── DATA SUPPLIED ──

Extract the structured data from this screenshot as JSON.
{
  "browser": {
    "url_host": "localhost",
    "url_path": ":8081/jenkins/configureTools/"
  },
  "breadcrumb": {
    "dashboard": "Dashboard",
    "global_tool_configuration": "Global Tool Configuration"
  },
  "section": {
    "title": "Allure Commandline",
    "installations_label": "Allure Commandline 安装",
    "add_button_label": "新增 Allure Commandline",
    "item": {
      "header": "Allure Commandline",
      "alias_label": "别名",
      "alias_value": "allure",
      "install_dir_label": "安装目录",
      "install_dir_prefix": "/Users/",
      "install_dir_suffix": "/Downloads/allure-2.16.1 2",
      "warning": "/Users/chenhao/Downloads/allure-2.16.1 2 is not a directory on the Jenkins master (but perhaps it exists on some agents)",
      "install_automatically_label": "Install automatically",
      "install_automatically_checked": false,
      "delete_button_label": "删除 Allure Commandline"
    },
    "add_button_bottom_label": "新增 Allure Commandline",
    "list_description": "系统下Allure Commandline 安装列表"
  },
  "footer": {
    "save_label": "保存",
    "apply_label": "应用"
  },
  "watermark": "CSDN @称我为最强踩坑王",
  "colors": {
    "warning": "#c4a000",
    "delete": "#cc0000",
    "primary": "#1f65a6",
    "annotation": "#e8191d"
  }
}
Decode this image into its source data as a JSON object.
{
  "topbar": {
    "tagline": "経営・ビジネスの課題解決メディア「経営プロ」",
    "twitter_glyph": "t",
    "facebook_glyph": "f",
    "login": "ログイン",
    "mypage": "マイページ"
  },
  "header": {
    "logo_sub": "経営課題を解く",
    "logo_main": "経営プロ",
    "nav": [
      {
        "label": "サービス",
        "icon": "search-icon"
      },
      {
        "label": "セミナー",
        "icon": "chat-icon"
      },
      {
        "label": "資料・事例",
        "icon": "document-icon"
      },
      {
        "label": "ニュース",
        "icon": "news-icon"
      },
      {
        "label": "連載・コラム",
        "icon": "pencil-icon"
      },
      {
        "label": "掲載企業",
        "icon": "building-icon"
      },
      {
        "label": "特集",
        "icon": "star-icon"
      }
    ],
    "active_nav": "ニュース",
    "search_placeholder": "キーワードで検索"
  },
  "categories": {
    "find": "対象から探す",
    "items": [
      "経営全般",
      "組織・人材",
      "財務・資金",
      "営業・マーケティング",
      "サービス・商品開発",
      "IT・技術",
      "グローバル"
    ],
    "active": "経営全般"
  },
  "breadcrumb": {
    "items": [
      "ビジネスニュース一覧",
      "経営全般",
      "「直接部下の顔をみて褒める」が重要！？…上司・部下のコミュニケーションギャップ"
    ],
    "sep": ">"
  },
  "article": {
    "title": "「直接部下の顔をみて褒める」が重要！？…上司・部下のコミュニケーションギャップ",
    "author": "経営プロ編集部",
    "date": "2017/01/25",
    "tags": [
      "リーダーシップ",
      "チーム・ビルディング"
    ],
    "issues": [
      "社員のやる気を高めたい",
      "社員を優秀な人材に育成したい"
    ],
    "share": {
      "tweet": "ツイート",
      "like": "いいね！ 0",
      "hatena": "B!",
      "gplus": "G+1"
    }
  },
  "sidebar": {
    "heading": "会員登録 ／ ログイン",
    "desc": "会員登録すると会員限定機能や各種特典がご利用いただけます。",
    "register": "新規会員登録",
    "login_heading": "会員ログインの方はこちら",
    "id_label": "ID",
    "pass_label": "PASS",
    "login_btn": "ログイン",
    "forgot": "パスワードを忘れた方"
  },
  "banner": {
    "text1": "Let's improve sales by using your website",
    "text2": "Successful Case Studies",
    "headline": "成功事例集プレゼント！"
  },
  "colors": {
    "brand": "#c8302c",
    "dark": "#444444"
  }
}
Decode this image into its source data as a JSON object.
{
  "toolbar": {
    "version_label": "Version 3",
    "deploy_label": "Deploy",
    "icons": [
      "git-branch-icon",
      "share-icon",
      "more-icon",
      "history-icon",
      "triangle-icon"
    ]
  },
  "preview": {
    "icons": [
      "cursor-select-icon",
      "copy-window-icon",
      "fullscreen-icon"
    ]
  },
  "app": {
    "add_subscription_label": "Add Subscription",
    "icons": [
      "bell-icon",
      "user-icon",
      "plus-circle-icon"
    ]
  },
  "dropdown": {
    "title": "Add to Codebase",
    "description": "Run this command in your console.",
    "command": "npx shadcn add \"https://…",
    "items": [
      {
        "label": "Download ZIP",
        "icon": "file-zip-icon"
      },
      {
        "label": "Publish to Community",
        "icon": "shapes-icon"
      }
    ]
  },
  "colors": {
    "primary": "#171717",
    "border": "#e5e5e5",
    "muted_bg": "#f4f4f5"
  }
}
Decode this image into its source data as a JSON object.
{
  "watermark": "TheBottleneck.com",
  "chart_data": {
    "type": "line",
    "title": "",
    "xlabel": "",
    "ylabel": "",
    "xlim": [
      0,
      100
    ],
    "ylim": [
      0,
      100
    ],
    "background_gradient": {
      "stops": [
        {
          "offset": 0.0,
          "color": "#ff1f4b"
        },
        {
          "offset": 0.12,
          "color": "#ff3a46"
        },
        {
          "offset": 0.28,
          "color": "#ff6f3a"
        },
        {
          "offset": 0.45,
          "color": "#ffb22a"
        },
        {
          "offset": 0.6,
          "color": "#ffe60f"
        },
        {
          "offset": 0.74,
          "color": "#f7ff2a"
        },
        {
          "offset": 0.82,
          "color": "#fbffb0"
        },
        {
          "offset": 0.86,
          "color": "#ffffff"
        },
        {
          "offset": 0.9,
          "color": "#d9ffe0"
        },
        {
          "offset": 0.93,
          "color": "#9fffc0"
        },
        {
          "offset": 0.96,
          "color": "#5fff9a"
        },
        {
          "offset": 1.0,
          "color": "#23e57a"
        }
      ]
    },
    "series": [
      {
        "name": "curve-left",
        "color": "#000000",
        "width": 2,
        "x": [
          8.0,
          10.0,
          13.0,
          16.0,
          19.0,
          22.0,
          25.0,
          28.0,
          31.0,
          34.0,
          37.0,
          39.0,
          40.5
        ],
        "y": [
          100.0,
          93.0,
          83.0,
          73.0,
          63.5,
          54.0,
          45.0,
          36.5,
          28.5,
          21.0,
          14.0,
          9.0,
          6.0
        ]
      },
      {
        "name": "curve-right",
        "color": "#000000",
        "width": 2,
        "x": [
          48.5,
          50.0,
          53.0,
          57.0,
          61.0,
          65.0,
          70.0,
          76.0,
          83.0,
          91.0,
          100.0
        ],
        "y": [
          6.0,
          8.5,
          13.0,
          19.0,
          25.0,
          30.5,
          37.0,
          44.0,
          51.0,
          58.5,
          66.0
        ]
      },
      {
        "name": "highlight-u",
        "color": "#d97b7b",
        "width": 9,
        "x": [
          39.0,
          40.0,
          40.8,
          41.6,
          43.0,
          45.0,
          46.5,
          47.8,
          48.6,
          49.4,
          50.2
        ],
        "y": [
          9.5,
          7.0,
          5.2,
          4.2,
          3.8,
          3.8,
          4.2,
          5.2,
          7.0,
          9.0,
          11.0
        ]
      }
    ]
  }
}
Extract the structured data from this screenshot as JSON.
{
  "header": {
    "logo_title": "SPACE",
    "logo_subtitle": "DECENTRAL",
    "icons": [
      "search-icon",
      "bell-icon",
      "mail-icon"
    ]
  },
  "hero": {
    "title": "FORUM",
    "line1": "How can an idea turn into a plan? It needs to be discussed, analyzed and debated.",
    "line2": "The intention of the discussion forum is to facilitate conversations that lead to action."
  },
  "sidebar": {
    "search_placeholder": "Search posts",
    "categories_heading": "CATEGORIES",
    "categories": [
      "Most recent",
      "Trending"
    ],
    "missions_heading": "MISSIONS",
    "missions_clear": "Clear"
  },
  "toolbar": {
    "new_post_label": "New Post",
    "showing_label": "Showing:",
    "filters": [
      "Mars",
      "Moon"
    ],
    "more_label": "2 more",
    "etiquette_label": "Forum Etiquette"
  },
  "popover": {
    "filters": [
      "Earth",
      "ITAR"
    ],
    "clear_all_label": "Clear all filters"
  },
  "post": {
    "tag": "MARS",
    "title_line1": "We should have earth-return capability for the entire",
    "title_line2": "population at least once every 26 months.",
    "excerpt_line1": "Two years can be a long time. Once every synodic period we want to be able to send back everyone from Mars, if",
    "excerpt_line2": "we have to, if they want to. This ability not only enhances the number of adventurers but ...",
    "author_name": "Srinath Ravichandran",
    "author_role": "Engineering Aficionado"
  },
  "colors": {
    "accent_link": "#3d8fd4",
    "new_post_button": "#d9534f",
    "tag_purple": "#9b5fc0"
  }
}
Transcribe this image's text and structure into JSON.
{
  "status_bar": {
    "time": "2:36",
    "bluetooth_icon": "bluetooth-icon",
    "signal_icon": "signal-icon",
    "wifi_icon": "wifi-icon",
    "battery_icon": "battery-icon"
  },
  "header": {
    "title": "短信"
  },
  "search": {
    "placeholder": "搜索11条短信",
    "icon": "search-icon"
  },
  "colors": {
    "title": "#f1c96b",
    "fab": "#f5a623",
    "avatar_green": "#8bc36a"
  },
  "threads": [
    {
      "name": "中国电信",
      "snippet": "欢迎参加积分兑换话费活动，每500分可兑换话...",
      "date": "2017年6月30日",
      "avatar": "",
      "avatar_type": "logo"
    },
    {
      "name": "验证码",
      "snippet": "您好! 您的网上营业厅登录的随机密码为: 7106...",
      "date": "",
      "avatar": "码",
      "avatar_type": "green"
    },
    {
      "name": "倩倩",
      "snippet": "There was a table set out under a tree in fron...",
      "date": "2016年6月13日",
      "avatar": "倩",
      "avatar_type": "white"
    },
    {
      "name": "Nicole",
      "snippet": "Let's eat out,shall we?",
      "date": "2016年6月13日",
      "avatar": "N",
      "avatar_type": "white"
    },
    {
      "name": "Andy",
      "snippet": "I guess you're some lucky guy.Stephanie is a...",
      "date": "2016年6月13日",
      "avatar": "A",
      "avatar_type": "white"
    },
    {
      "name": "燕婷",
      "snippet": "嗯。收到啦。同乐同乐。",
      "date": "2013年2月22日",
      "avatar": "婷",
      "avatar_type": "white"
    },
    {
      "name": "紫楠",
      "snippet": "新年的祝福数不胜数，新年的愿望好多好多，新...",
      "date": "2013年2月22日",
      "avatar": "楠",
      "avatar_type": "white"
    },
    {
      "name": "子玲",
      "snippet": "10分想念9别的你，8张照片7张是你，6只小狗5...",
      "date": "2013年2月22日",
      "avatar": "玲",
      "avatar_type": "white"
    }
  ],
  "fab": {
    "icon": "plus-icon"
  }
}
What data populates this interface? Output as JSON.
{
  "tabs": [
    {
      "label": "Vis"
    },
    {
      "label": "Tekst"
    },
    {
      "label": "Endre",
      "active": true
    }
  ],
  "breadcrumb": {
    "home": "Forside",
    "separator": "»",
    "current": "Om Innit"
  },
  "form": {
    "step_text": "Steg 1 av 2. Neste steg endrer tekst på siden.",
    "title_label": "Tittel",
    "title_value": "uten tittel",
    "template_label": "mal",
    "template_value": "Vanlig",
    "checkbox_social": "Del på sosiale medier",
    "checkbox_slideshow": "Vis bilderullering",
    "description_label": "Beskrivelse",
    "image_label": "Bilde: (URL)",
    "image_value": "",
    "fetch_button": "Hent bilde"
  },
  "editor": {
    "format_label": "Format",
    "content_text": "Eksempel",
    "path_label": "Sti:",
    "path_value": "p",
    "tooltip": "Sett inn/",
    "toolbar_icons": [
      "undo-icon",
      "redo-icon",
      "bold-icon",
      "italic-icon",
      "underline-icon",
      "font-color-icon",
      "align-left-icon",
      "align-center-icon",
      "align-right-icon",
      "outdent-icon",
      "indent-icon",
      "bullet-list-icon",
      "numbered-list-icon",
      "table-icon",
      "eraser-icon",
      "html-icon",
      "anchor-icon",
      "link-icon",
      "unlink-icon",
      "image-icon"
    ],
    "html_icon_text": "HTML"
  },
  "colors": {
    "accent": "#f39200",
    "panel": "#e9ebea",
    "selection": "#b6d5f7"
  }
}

───

Check each line of the entries for the string "部下のコミュニケーションギャップ". Copy the lines that have it.

      "「直接部下の顔をみて褒める」が重要！？…上司・部下のコミュニケーションギャップ"
    "title": "「直接部下の顔をみて褒める」が重要！？…上司・部下のコミュニケーションギャップ",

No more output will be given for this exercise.